§ Set problem 1:
Copy the part of the listing that opens with the line containing "body-text [241, 476, 1783, 1971]" and closes with the line containing "1291, 1783, 1568]", keeping every line exactly as it appears.
_ _ _ _
Sunday, 13 November 2011

Manna from Mamsie

I met a very interesting lady recently at a friend's house. Quite a colourful character who told stories that would make one fall in love with African history, culture and heritage. She entertained us for a while with her childhood stories and experiences - I felt like I'd known her forever. The highlight of our conversation though was when she told us of her family bread recipe. As she gave a detailed account of the method, she would occasionally pause to describe how soft and tasty it is...she pulled a face and closed her eyes as if she had had a mouthful moments before. I had to try it out myself so I tried my best to memorize everything she said. I winged the rest and was quite delighted with the outcome.
_ _ _ _
§ Set problem 2:
Repeat word for word the part of the bread recipe post that opens with the words containing "Sunday, 13 November" and closes with the words containing "with the outcome.".

§ Source material:
_ _ _ _
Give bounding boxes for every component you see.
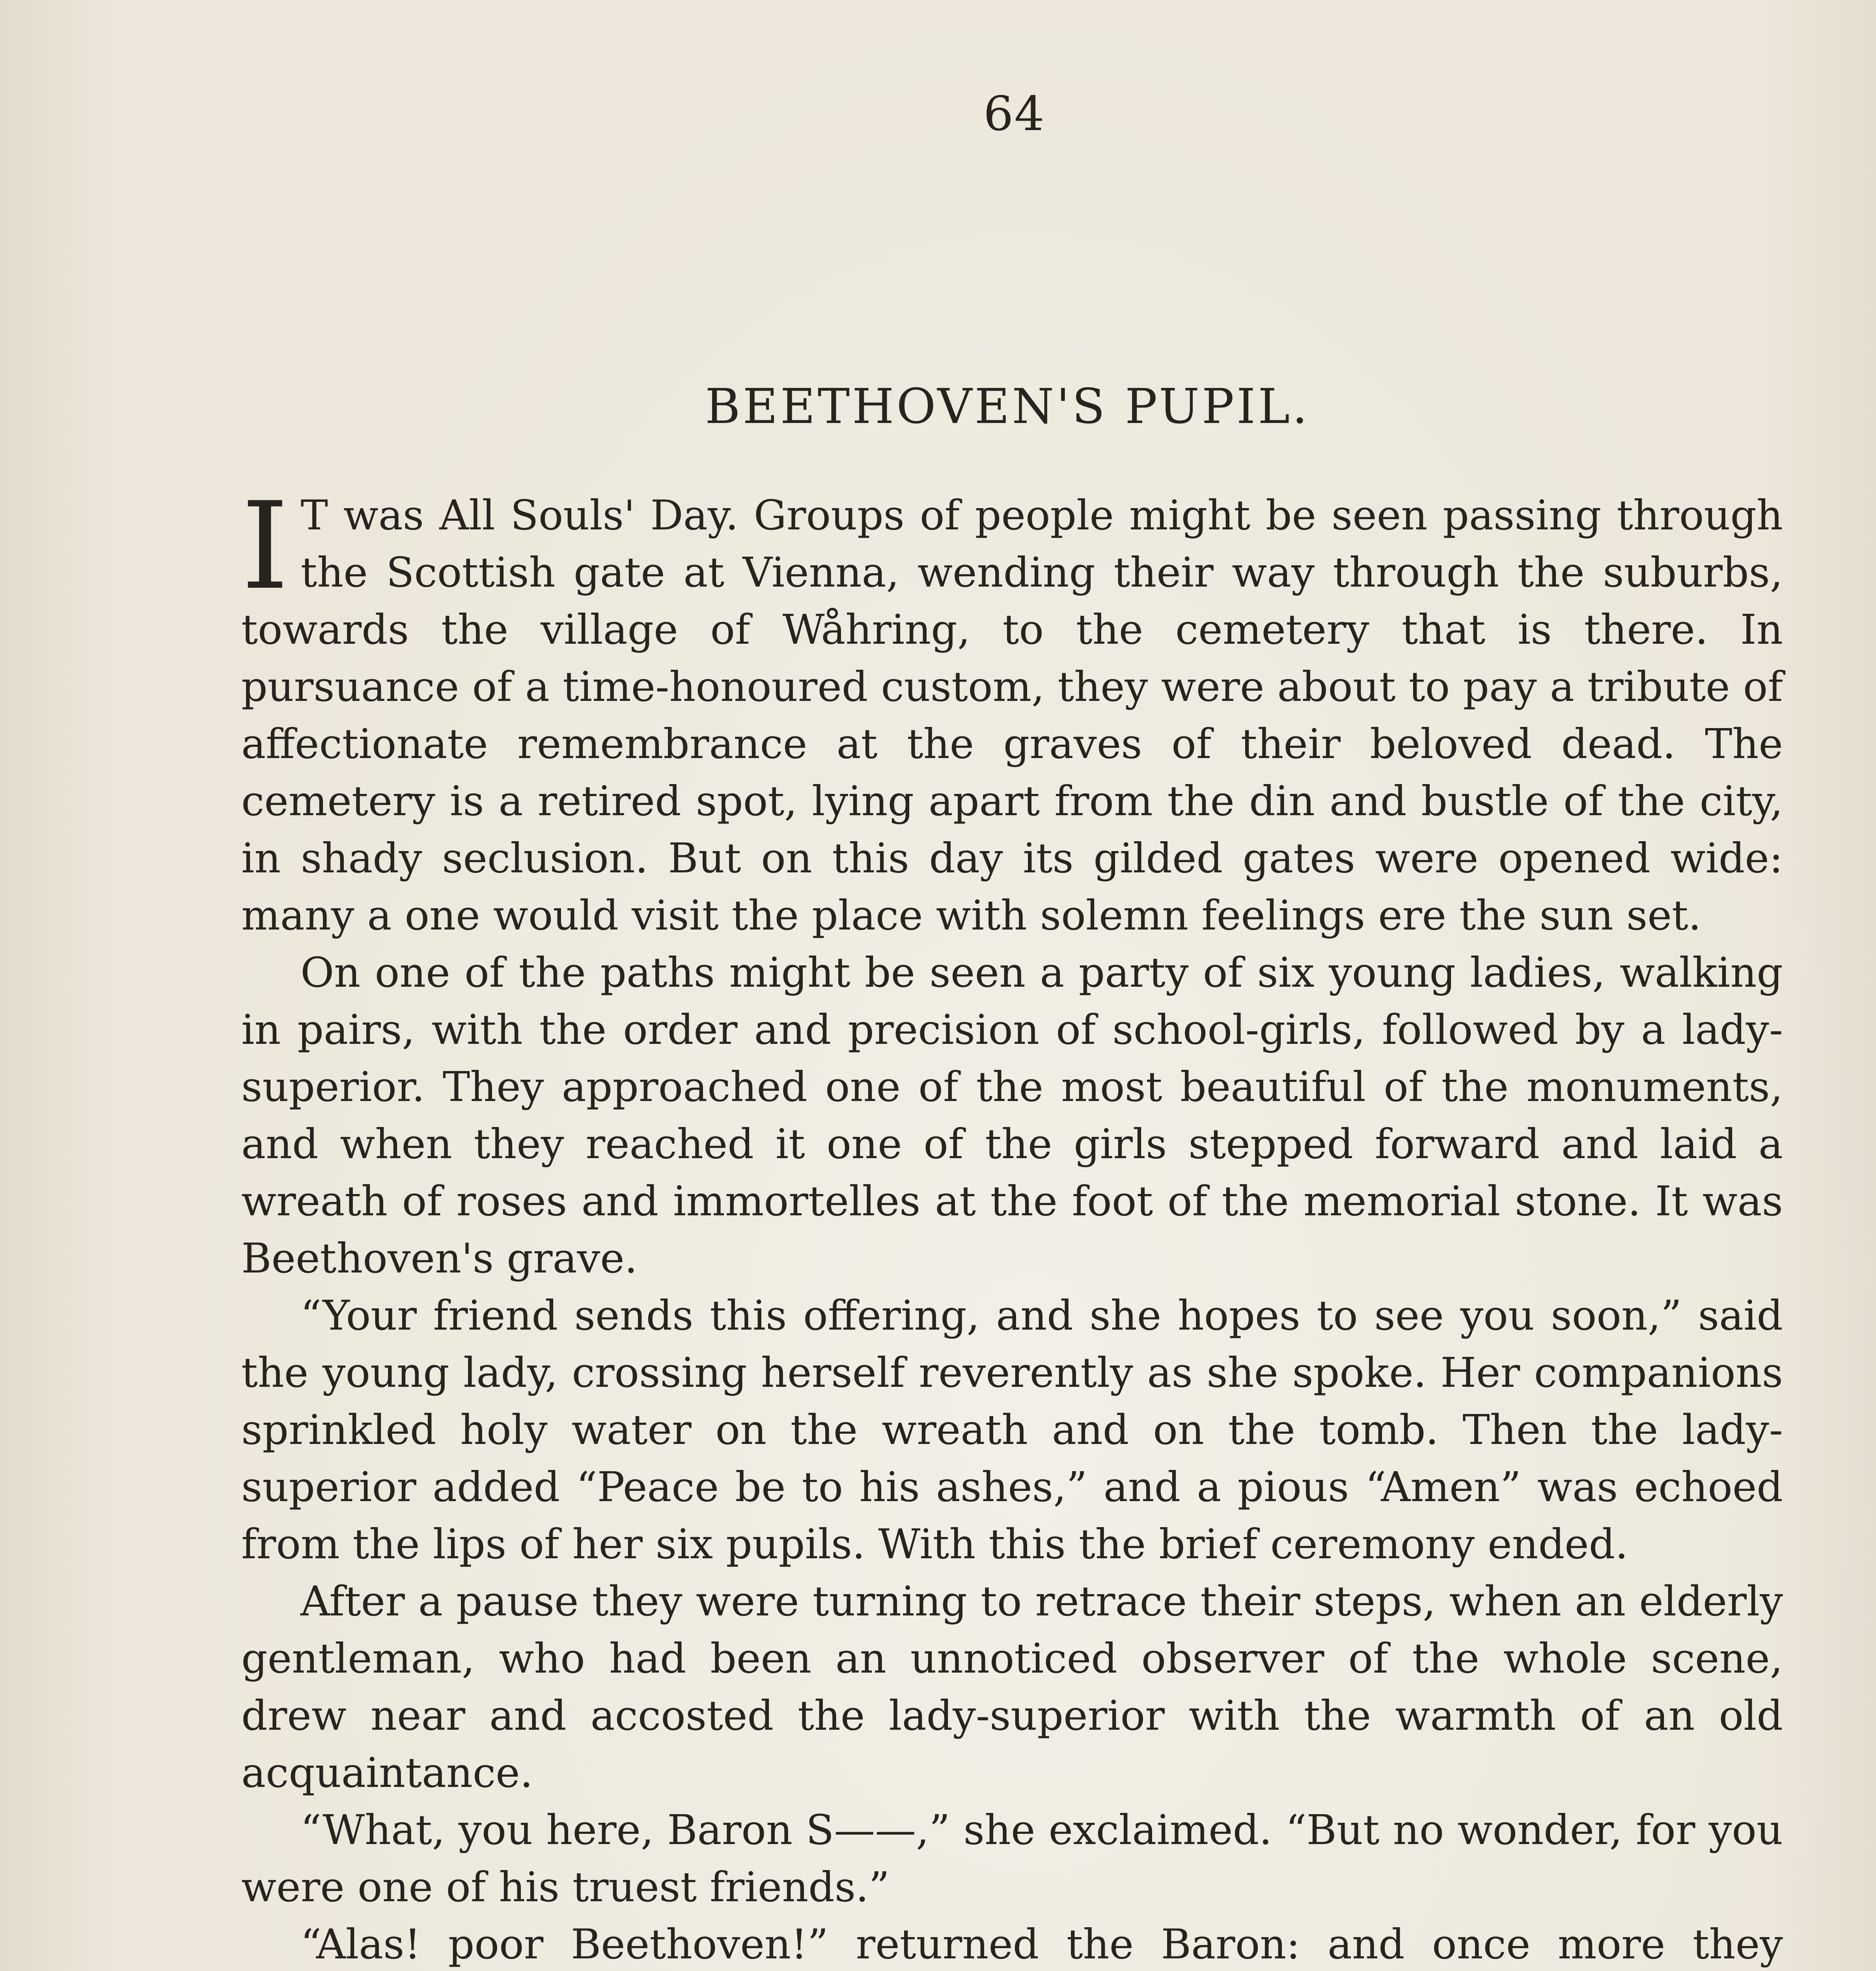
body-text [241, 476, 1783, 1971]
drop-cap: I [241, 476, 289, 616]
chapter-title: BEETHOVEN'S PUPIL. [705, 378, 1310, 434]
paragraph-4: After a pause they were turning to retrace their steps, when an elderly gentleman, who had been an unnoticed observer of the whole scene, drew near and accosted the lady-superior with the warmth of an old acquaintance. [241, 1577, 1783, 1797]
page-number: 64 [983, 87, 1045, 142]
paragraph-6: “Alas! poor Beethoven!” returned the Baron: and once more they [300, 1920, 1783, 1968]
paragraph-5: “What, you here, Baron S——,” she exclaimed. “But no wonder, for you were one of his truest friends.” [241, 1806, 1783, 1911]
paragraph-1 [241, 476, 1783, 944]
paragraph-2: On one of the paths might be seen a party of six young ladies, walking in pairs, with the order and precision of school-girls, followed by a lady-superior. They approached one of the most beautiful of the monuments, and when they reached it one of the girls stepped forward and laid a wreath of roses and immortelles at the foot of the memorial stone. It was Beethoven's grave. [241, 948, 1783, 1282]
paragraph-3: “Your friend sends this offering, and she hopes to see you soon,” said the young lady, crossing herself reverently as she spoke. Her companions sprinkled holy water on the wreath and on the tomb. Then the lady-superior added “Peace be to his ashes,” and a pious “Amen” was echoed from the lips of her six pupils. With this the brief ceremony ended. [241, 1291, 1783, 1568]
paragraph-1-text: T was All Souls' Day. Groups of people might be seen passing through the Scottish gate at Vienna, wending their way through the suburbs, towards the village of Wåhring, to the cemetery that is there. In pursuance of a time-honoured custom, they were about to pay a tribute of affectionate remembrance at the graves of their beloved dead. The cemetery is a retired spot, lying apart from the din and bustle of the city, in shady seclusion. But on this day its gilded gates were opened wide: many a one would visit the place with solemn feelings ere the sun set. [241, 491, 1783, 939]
_ _ _ _
§ Response 1:
body-text [241, 476, 1783, 1971]
drop-cap: I [241, 476, 289, 616]
chapter-title: BEETHOVEN'S PUPIL. [705, 378, 1310, 434]
paragraph-4: After a pause they were turning to retrace their steps, when an elderly gentleman, who had been an unnoticed observer of the whole scene, drew near and accosted the lady-superior with the warmth of an old acquaintance. [241, 1577, 1783, 1797]
page-number: 64 [983, 87, 1045, 142]
paragraph-6: “Alas! poor Beethoven!” returned the Baron: and once more they [300, 1920, 1783, 1968]
paragraph-5: “What, you here, Baron S——,” she exclaimed. “But no wonder, for you were one of his truest friends.” [241, 1806, 1783, 1911]
paragraph-1 [241, 476, 1783, 944]
paragraph-2: On one of the paths might be seen a party of six young ladies, walking in pairs, with the order and precision of school-girls, followed by a lady-superior. They approached one of the most beautiful of the monuments, and when they reached it one of the girls stepped forward and laid a wreath of roses and immortelles at the foot of the memorial stone. It was Beethoven's grave. [241, 948, 1783, 1282]
paragraph-3: “Your friend sends this offering, and she hopes to see you soon,” said the young lady, crossing herself reverently as she spoke. Her companions sprinkled holy water on the wreath and on the tomb. Then the lady-superior added “Peace be to his ashes,” and a pious “Amen” was echoed from the lips of her six pupils. With this the brief ceremony ended. [241, 1291, 1783, 1568]

§ Response 2:
Sunday, 13 November 2011

Manna from Mamsie

I met a very interesting lady recently at a friend's house. Quite a colourful character who told stories that would make one fall in love with African history, culture and heritage. She entertained us for a while with her childhood stories and experiences - I felt like I'd known her forever. The highlight of our conversation though was when she told us of her family bread recipe. As she gave a detailed account of the method, she would occasionally pause to describe how soft and tasty it is...she pulled a face and closed her eyes as if she had had a mouthful moments before. I had to try it out myself so I tried my best to memorize everything she said. I winged the rest and was quite delighted with the outcome.